▶ [TASK TO COMPLETE] Print the data exactly, leaving nothing out.

▶ [ENTRIES PROVIDED]
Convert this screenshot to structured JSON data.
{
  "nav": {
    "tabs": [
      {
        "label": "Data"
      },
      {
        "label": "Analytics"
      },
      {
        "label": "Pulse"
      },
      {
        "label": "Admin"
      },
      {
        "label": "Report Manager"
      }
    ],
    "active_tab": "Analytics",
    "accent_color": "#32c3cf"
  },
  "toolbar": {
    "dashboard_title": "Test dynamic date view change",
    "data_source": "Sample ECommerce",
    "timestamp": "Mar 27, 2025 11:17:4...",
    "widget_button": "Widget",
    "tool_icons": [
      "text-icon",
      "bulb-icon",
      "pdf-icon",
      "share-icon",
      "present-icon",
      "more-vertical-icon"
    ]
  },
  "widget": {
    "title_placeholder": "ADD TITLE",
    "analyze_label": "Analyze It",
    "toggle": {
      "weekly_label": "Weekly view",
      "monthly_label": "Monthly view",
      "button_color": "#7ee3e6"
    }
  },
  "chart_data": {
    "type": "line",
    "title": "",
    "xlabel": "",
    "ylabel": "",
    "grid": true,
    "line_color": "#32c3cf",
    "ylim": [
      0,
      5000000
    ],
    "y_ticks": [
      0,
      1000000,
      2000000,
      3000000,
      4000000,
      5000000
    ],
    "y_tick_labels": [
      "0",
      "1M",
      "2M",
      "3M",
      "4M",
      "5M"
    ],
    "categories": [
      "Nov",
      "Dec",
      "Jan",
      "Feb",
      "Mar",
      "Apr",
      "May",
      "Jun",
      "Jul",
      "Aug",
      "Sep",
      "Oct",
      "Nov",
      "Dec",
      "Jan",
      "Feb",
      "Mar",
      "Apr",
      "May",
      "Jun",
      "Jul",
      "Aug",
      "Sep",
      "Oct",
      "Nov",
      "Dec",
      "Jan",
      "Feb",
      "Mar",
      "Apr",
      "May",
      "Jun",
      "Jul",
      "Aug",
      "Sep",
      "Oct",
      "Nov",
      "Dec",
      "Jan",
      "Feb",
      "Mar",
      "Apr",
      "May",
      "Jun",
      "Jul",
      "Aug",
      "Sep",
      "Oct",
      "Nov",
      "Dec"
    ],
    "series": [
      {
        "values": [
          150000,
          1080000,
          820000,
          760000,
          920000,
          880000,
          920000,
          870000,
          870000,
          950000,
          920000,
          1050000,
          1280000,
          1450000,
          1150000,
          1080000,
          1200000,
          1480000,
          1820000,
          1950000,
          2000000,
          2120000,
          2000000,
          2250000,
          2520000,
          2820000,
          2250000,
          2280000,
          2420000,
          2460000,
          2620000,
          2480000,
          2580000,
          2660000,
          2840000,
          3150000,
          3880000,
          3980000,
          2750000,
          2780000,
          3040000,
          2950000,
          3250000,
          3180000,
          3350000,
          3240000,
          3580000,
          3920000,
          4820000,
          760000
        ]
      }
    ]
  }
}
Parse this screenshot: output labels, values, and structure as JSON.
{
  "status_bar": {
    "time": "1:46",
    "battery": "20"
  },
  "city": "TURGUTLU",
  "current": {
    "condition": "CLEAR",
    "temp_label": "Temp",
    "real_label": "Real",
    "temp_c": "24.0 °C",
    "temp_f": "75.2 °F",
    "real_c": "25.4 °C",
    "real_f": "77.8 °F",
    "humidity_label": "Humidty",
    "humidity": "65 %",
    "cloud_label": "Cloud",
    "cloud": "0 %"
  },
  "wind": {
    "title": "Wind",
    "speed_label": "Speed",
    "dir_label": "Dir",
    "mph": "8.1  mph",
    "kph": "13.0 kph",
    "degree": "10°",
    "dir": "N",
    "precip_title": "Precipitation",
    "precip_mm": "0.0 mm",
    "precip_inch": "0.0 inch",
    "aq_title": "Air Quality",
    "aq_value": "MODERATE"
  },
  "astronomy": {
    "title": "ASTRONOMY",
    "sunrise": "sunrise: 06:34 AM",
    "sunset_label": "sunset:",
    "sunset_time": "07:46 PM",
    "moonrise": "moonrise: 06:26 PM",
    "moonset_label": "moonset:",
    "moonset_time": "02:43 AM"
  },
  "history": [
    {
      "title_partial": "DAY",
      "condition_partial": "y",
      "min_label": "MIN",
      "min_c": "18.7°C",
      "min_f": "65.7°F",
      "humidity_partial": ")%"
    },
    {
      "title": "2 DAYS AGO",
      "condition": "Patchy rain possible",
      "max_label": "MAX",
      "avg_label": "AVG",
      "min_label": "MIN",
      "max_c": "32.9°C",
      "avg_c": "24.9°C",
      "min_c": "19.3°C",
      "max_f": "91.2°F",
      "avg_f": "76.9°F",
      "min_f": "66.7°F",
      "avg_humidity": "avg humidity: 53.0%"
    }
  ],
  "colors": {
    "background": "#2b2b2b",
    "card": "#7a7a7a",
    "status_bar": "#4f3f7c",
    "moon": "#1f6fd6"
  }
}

▶ [EXPECTED OUTPUT]
Convert this screenshot to structured JSON data.
{
  "nav": {
    "tabs": [
      {
        "label": "Data"
      },
      {
        "label": "Analytics"
      },
      {
        "label": "Pulse"
      },
      {
        "label": "Admin"
      },
      {
        "label": "Report Manager"
      }
    ],
    "active_tab": "Analytics",
    "accent_color": "#32c3cf"
  },
  "toolbar": {
    "dashboard_title": "Test dynamic date view change",
    "data_source": "Sample ECommerce",
    "timestamp": "Mar 27, 2025 11:17:4...",
    "widget_button": "Widget",
    "tool_icons": [
      "text-icon",
      "bulb-icon",
      "pdf-icon",
      "share-icon",
      "present-icon",
      "more-vertical-icon"
    ]
  },
  "widget": {
    "title_placeholder": "ADD TITLE",
    "analyze_label": "Analyze It",
    "toggle": {
      "weekly_label": "Weekly view",
      "monthly_label": "Monthly view",
      "button_color": "#7ee3e6"
    }
  },
  "chart_data": {
    "type": "line",
    "title": "",
    "xlabel": "",
    "ylabel": "",
    "grid": true,
    "line_color": "#32c3cf",
    "ylim": [
      0,
      5000000
    ],
    "y_ticks": [
      0,
      1000000,
      2000000,
      3000000,
      4000000,
      5000000
    ],
    "y_tick_labels": [
      "0",
      "1M",
      "2M",
      "3M",
      "4M",
      "5M"
    ],
    "categories": [
      "Nov",
      "Dec",
      "Jan",
      "Feb",
      "Mar",
      "Apr",
      "May",
      "Jun",
      "Jul",
      "Aug",
      "Sep",
      "Oct",
      "Nov",
      "Dec",
      "Jan",
      "Feb",
      "Mar",
      "Apr",
      "May",
      "Jun",
      "Jul",
      "Aug",
      "Sep",
      "Oct",
      "Nov",
      "Dec",
      "Jan",
      "Feb",
      "Mar",
      "Apr",
      "May",
      "Jun",
      "Jul",
      "Aug",
      "Sep",
      "Oct",
      "Nov",
      "Dec",
      "Jan",
      "Feb",
      "Mar",
      "Apr",
      "May",
      "Jun",
      "Jul",
      "Aug",
      "Sep",
      "Oct",
      "Nov",
      "Dec"
    ],
    "series": [
      {
        "values": [
          150000,
          1080000,
          820000,
          760000,
          920000,
          880000,
          920000,
          870000,
          870000,
          950000,
          920000,
          1050000,
          1280000,
          1450000,
          1150000,
          1080000,
          1200000,
          1480000,
          1820000,
          1950000,
          2000000,
          2120000,
          2000000,
          2250000,
          2520000,
          2820000,
          2250000,
          2280000,
          2420000,
          2460000,
          2620000,
          2480000,
          2580000,
          2660000,
          2840000,
          3150000,
          3880000,
          3980000,
          2750000,
          2780000,
          3040000,
          2950000,
          3250000,
          3180000,
          3350000,
          3240000,
          3580000,
          3920000,
          4820000,
          760000
        ]
      }
    ]
  }
}
Parse this screenshot: output labels, values, and structure as JSON.
{
  "status_bar": {
    "time": "1:46",
    "battery": "20"
  },
  "city": "TURGUTLU",
  "current": {
    "condition": "CLEAR",
    "temp_label": "Temp",
    "real_label": "Real",
    "temp_c": "24.0 °C",
    "temp_f": "75.2 °F",
    "real_c": "25.4 °C",
    "real_f": "77.8 °F",
    "humidity_label": "Humidty",
    "humidity": "65 %",
    "cloud_label": "Cloud",
    "cloud": "0 %"
  },
  "wind": {
    "title": "Wind",
    "speed_label": "Speed",
    "dir_label": "Dir",
    "mph": "8.1  mph",
    "kph": "13.0 kph",
    "degree": "10°",
    "dir": "N",
    "precip_title": "Precipitation",
    "precip_mm": "0.0 mm",
    "precip_inch": "0.0 inch",
    "aq_title": "Air Quality",
    "aq_value": "MODERATE"
  },
  "astronomy": {
    "title": "ASTRONOMY",
    "sunrise": "sunrise: 06:34 AM",
    "sunset_label": "sunset:",
    "sunset_time": "07:46 PM",
    "moonrise": "moonrise: 06:26 PM",
    "moonset_label": "moonset:",
    "moonset_time": "02:43 AM"
  },
  "history": [
    {
      "title_partial": "DAY",
      "condition_partial": "y",
      "min_label": "MIN",
      "min_c": "18.7°C",
      "min_f": "65.7°F",
      "humidity_partial": ")%"
    },
    {
      "title": "2 DAYS AGO",
      "condition": "Patchy rain possible",
      "max_label": "MAX",
      "avg_label": "AVG",
      "min_label": "MIN",
      "max_c": "32.9°C",
      "avg_c": "24.9°C",
      "min_c": "19.3°C",
      "max_f": "91.2°F",
      "avg_f": "76.9°F",
      "min_f": "66.7°F",
      "avg_humidity": "avg humidity: 53.0%"
    }
  ],
  "colors": {
    "background": "#2b2b2b",
    "card": "#7a7a7a",
    "status_bar": "#4f3f7c",
    "moon": "#1f6fd6"
  }
}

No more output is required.